▶ DATA ROWS
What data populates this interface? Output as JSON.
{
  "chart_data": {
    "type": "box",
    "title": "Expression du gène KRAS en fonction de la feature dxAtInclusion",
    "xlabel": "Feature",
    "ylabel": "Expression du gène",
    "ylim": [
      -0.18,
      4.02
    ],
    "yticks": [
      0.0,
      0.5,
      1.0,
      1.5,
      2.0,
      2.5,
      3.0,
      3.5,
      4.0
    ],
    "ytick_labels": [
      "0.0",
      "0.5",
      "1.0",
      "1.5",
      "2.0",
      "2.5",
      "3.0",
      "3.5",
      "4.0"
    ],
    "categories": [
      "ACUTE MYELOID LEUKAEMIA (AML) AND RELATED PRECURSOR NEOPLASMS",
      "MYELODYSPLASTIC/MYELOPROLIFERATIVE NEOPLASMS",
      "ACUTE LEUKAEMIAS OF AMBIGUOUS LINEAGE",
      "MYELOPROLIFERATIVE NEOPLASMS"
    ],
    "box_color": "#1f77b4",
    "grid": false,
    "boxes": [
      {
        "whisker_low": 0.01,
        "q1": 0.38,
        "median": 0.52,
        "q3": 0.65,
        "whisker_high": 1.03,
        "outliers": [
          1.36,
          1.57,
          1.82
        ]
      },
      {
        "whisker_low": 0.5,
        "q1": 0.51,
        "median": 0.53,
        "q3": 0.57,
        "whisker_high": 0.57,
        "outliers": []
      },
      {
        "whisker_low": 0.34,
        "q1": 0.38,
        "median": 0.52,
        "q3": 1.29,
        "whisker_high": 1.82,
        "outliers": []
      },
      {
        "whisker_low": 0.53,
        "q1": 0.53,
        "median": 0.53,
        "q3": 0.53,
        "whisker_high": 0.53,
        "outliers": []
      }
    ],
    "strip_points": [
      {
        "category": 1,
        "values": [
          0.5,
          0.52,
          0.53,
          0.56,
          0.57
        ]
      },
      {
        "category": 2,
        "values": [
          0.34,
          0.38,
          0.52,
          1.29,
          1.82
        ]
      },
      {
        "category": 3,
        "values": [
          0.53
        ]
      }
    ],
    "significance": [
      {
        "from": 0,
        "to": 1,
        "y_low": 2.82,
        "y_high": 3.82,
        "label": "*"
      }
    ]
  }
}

▶ THE REQUEST
Pick out and copy the lines of the entries that hold the string "gène".

▶ ANSWER IN FULL
    "title": "Expression du gène KRAS en fonction de la feature dxAtInclusion",
    "ylabel": "Expression du gène",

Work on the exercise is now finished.